[Entries from a dataset]
++++++++++++++++++++
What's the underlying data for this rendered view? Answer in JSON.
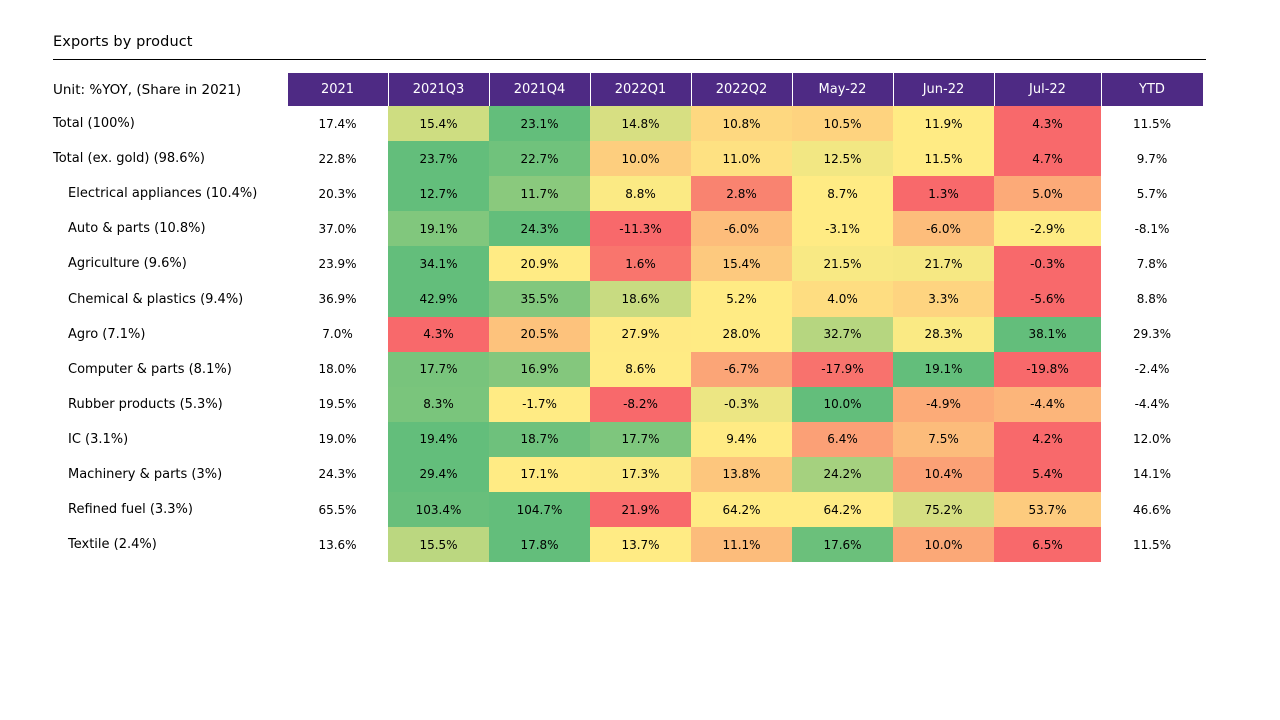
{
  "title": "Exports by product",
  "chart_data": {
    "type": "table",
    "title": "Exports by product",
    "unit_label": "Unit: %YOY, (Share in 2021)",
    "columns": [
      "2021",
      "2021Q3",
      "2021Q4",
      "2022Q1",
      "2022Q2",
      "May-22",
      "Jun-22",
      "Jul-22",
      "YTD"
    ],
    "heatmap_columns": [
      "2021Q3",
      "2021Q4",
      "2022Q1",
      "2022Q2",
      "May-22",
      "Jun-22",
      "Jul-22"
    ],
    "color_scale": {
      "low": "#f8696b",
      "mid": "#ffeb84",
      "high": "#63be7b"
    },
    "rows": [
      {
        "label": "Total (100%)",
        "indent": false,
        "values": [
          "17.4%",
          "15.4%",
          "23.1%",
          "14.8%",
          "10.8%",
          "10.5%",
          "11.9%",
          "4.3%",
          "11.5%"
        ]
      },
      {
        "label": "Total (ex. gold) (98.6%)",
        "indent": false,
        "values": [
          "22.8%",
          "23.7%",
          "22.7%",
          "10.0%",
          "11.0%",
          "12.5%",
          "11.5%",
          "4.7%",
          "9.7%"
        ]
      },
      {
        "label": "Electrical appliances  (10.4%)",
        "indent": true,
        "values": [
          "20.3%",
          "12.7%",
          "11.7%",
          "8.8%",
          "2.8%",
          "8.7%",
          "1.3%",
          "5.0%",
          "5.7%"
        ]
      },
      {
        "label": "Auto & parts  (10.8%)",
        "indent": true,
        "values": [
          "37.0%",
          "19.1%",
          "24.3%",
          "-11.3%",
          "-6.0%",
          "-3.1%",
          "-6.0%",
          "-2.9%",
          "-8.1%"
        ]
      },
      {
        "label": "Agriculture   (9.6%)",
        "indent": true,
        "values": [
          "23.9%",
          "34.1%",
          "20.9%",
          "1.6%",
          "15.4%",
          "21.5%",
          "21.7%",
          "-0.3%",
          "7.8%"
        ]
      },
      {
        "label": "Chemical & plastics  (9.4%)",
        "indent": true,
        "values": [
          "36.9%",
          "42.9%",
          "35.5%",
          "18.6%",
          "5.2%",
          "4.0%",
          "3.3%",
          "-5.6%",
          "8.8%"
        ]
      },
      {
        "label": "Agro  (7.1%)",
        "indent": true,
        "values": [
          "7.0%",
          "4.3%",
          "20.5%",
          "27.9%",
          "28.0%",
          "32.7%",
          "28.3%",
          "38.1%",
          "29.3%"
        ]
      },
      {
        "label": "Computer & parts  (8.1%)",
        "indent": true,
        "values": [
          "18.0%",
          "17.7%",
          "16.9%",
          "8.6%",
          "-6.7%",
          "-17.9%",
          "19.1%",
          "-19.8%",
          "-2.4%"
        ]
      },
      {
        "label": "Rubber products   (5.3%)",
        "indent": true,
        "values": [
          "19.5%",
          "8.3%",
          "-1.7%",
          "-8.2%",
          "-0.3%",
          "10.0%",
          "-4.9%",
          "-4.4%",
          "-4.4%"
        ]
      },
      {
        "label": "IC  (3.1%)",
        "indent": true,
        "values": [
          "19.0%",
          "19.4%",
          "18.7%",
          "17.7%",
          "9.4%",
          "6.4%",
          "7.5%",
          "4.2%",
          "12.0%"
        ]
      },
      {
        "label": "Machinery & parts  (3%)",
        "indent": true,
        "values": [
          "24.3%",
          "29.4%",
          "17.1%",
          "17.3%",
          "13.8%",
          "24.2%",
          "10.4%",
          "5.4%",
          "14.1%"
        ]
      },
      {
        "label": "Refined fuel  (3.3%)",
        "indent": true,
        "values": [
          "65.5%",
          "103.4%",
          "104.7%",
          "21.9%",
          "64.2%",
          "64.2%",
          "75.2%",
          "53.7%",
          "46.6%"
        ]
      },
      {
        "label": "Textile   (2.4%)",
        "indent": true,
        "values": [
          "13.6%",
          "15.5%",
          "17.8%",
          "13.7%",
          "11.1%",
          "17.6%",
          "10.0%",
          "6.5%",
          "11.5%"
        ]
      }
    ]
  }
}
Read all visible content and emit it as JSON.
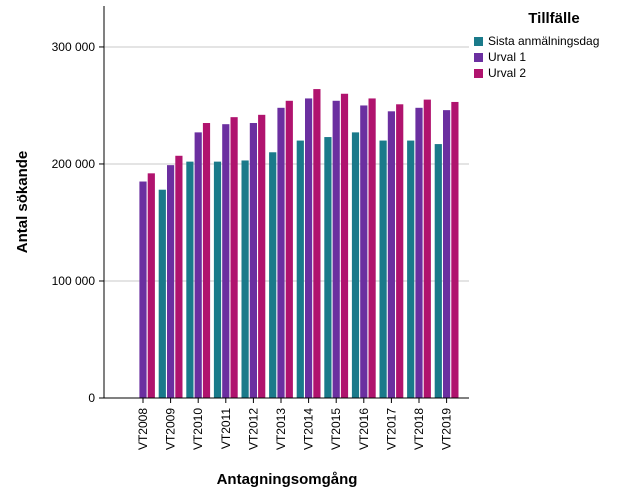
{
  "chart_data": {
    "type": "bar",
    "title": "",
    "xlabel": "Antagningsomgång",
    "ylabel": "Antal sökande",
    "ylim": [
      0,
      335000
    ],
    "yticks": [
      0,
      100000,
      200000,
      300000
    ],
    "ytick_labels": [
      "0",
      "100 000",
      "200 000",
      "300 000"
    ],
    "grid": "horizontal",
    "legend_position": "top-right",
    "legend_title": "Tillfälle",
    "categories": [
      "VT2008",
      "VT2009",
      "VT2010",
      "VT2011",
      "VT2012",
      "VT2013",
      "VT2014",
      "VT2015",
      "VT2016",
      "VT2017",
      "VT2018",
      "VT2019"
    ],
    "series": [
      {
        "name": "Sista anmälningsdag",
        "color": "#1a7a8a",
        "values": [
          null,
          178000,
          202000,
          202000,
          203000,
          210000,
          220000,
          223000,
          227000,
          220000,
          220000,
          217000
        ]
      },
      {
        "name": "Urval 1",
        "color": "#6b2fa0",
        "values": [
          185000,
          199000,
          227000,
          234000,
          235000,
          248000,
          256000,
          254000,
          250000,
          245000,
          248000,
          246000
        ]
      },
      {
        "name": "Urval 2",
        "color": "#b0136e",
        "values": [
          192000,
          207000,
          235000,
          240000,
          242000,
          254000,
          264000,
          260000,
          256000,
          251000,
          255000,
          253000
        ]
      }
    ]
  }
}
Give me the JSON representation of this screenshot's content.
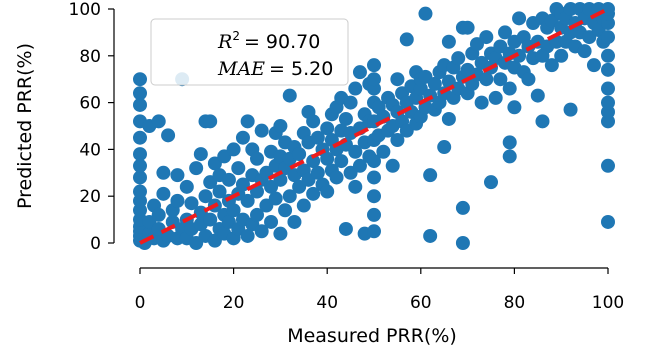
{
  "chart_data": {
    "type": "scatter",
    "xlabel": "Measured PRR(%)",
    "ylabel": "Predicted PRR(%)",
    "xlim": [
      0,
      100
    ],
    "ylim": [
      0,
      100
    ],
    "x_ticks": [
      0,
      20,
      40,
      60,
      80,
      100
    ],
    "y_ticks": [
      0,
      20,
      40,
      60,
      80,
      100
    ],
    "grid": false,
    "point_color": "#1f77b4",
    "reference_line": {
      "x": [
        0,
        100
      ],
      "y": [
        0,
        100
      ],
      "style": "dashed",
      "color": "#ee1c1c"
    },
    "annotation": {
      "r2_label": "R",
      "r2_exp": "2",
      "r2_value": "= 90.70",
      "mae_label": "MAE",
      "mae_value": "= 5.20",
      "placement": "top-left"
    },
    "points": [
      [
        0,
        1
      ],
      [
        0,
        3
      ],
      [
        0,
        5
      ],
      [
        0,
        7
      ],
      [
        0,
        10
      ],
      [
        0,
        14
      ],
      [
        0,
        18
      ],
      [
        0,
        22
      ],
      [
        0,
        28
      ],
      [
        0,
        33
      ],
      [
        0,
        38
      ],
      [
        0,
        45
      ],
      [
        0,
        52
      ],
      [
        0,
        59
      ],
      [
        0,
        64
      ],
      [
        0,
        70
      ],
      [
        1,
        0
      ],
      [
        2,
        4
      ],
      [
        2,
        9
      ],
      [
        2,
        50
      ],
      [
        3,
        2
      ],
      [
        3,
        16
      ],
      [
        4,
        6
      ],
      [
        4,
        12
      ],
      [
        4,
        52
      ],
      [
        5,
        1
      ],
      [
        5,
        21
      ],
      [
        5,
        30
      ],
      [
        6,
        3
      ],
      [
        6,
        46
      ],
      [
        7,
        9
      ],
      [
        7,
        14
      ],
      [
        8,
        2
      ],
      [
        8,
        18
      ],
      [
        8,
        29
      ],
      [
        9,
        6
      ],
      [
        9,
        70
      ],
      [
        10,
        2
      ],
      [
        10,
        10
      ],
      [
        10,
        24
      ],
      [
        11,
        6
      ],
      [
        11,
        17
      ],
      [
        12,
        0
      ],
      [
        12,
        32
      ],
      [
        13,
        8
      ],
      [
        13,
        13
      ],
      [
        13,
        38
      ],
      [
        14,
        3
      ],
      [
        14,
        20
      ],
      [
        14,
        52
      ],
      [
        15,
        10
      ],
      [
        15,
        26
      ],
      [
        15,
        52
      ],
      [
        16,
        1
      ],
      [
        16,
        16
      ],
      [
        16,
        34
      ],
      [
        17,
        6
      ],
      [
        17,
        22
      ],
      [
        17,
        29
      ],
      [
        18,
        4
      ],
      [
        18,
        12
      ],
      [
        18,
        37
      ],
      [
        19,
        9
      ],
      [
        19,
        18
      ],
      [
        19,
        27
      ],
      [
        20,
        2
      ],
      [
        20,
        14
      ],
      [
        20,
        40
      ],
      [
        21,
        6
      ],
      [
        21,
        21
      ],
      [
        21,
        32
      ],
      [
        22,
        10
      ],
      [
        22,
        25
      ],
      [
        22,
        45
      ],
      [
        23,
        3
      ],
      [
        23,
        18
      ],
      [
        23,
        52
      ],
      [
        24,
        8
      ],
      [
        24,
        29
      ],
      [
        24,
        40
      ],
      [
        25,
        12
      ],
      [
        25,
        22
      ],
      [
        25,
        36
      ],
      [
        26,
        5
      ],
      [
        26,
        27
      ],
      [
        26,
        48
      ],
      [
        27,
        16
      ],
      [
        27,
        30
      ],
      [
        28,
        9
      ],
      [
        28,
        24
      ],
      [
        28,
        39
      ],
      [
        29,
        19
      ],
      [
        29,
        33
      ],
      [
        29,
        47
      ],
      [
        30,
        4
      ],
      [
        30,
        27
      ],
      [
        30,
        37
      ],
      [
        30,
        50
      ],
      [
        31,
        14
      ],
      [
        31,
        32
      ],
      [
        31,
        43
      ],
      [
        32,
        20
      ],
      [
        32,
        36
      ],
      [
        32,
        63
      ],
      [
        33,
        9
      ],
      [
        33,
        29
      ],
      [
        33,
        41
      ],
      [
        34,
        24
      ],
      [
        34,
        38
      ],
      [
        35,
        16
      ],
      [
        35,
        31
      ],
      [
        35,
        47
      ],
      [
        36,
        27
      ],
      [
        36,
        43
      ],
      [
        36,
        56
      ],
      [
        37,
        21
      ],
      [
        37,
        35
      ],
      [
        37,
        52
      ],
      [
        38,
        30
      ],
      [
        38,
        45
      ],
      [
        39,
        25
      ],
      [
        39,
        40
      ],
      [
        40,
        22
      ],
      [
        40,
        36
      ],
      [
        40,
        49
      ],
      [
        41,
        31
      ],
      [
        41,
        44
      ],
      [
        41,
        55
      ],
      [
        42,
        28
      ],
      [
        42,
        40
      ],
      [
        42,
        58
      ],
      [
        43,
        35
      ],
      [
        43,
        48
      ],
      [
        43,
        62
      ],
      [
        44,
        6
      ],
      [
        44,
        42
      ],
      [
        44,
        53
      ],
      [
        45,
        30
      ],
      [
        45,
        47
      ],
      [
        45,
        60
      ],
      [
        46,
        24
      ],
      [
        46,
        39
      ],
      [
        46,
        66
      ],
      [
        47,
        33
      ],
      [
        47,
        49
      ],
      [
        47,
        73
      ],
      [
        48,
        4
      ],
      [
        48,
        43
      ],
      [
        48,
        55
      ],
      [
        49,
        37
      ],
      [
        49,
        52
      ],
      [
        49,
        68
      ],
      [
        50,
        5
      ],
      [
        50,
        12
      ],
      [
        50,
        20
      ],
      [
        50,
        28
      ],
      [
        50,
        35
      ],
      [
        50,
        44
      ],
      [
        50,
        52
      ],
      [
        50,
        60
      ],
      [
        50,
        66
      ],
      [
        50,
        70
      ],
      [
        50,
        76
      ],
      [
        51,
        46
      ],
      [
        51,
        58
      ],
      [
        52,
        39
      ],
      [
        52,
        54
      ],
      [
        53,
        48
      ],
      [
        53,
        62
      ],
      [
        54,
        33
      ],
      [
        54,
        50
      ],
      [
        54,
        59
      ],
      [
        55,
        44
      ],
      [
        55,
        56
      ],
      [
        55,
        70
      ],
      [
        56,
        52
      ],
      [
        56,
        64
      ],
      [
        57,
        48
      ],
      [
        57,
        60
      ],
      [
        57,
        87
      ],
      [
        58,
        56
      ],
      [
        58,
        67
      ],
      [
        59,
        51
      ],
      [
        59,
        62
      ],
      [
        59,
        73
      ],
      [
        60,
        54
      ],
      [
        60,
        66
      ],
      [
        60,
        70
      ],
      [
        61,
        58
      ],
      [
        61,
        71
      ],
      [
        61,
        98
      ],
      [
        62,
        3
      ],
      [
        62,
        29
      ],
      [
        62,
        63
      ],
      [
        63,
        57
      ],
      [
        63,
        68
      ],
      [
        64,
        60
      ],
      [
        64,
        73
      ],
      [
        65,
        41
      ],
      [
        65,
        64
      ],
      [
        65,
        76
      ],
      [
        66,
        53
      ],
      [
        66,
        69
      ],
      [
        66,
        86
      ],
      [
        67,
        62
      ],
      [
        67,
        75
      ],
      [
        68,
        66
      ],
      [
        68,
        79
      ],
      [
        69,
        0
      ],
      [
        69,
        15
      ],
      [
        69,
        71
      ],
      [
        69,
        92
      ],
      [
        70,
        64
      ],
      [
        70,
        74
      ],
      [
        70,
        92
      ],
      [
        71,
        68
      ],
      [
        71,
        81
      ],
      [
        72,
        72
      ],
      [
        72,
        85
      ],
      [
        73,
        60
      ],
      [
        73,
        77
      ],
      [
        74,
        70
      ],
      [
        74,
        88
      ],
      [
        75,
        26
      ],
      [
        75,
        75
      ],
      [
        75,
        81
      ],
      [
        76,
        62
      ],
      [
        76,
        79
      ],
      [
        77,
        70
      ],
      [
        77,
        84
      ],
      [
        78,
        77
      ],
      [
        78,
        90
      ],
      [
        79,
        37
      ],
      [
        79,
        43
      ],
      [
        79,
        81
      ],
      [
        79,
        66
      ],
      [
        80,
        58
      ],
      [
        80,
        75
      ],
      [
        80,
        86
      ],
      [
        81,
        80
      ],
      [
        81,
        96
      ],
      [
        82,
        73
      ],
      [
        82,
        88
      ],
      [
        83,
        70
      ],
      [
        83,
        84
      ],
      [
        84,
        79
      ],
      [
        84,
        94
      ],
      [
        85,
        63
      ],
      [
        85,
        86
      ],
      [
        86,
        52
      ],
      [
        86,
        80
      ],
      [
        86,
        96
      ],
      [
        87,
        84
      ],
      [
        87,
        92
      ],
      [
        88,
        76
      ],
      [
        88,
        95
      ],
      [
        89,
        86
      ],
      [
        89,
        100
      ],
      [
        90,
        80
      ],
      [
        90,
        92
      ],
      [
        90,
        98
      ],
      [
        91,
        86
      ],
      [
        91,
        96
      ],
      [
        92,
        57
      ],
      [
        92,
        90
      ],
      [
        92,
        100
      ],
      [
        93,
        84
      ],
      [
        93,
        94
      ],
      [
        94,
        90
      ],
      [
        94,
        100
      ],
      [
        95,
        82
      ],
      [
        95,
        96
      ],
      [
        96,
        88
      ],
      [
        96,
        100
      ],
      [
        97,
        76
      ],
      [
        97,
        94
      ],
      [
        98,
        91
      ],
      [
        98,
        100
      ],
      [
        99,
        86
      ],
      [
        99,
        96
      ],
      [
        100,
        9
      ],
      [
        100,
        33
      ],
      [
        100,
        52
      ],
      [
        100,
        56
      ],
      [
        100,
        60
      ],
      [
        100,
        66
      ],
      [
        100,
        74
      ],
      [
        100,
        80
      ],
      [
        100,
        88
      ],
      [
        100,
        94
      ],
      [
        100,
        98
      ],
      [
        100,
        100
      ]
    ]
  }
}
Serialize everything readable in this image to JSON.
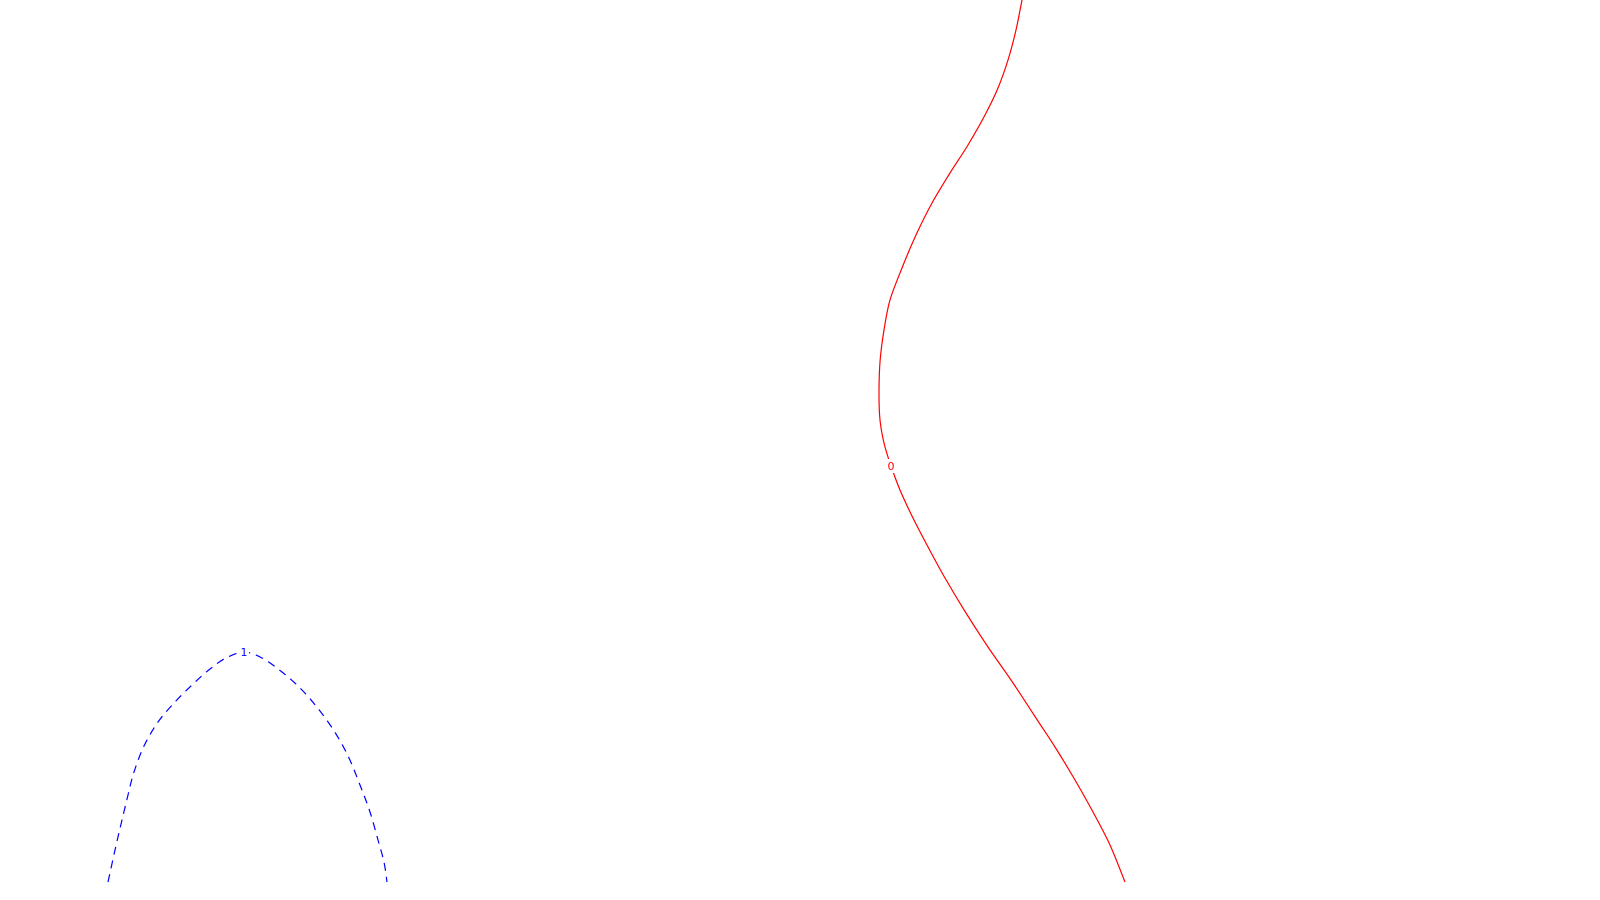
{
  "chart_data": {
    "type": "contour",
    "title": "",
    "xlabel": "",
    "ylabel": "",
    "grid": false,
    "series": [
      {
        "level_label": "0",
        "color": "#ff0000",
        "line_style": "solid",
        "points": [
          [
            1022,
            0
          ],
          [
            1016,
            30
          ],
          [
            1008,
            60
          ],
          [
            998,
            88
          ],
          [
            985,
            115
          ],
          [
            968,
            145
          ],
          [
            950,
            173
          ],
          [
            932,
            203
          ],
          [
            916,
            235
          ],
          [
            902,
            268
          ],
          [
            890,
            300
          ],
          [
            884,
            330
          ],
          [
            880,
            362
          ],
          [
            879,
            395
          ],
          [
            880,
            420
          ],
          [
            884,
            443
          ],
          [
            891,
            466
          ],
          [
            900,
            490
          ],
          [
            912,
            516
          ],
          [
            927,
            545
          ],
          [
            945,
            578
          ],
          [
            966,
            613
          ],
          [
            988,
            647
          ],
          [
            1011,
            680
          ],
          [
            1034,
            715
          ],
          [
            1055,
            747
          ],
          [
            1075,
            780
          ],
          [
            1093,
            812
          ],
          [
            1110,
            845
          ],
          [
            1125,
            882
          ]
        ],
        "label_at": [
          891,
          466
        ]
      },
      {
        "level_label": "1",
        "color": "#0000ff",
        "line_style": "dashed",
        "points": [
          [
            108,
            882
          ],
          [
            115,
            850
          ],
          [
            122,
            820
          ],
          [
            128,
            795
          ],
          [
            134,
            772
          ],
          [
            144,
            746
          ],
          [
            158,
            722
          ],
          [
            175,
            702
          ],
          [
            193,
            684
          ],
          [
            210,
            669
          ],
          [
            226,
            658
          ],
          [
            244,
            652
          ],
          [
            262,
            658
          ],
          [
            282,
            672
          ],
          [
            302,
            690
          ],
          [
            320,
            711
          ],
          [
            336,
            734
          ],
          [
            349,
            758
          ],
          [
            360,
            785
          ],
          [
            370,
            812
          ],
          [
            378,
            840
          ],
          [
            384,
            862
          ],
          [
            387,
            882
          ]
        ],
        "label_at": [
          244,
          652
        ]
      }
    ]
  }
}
++++++++++++++++++++
What the exercise asks => In the entries above, how many lines hold the word "type"? State the number and nothing else.

Worked solution => 4